- _Set exercise_
Your task is to copy each line that has the word "värnets".

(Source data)

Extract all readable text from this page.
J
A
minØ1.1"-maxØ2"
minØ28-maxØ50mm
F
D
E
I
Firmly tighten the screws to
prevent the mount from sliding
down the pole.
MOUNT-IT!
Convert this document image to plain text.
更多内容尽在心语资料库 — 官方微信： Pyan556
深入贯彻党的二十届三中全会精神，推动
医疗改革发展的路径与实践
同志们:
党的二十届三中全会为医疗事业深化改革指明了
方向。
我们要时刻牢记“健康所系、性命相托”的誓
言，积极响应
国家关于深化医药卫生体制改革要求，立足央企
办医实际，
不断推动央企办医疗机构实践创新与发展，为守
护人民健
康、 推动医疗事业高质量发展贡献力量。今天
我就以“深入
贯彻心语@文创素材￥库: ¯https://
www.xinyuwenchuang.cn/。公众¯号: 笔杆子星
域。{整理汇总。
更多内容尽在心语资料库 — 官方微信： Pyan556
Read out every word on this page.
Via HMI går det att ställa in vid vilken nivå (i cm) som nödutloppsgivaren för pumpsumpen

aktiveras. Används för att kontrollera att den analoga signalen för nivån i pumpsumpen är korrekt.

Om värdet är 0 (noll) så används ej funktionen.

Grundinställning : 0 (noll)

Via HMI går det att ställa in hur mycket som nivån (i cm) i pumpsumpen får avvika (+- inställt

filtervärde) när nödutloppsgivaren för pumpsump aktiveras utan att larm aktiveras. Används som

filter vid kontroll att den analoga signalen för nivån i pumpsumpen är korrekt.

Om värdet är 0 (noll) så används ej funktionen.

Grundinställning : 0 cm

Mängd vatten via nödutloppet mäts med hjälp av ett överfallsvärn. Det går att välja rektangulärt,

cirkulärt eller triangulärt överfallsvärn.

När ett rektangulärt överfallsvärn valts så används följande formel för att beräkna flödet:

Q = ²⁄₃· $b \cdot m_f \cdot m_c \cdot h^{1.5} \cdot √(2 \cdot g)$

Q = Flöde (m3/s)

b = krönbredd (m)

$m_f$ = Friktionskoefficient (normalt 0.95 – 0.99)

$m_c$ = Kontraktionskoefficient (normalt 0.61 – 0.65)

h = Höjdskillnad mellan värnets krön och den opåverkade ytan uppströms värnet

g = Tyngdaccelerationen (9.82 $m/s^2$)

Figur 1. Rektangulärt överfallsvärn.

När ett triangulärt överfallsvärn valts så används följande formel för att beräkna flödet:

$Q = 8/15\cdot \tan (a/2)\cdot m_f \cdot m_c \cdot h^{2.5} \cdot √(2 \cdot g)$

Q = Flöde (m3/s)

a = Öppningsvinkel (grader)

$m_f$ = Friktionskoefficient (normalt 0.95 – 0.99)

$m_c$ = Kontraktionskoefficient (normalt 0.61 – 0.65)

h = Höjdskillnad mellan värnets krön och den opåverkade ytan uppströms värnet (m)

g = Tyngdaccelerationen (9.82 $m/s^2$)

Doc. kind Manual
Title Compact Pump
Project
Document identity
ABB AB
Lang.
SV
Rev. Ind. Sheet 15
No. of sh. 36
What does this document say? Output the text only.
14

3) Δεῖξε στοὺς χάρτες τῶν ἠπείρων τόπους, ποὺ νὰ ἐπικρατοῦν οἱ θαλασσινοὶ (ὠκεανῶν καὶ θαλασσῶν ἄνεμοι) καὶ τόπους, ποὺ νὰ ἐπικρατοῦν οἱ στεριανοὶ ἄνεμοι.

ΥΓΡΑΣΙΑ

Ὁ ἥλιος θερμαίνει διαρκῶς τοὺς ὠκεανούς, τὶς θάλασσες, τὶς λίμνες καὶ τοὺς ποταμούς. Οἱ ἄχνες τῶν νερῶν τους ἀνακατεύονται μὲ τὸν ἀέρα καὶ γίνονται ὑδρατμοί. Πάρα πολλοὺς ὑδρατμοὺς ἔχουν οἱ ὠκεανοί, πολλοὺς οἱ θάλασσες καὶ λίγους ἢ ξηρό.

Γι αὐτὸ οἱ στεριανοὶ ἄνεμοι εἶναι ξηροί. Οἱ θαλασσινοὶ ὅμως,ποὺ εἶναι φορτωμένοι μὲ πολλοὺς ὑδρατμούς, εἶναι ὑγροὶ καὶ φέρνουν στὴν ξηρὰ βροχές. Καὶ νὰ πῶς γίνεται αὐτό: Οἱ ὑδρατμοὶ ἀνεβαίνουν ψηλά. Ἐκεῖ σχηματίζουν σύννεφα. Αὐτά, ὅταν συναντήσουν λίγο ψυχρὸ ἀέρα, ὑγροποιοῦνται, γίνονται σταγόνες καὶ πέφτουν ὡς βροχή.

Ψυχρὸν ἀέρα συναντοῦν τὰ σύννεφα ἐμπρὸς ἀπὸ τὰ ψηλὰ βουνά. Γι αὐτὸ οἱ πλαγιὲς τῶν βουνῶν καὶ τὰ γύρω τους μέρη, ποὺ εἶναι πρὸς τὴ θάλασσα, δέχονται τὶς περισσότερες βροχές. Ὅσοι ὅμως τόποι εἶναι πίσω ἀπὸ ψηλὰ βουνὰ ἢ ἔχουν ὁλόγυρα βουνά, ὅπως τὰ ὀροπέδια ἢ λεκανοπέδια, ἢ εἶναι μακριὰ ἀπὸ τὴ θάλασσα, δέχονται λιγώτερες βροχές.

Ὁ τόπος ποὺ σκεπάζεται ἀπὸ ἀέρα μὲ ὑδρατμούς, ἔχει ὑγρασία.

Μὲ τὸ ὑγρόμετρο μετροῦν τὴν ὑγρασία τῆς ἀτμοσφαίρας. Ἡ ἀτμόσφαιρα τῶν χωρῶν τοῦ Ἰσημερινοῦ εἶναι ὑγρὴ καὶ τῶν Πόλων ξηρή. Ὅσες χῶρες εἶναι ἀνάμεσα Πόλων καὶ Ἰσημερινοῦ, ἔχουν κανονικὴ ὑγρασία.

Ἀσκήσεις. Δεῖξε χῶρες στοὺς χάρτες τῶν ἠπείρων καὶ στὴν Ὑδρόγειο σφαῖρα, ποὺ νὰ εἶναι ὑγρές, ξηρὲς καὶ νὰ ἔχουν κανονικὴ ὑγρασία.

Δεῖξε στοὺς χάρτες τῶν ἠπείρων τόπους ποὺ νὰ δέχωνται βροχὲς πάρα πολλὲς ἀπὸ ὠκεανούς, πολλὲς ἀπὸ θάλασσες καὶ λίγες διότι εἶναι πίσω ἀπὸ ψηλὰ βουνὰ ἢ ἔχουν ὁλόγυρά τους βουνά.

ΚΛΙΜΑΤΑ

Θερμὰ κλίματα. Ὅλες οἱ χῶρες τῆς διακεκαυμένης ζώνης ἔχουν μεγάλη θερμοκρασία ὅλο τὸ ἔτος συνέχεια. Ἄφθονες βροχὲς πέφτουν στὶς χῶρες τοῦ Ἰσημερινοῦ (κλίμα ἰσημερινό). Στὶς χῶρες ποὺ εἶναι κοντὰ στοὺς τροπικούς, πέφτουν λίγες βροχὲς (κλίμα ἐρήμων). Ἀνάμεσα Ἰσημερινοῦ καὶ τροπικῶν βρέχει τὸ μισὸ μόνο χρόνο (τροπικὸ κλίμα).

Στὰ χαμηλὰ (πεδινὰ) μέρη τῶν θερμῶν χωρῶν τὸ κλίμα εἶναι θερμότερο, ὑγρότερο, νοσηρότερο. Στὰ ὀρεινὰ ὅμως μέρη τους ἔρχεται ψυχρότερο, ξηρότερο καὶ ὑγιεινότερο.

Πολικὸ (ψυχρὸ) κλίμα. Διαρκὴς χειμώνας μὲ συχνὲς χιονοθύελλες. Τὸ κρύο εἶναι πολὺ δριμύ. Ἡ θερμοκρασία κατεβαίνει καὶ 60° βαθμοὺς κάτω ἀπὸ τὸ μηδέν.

- _Answer to the task_
h = Höjdskillnad mellan värnets krön och den opåverkade ytan uppströms värnet
h = Höjdskillnad mellan värnets krön och den opåverkade ytan uppströms värnet (m)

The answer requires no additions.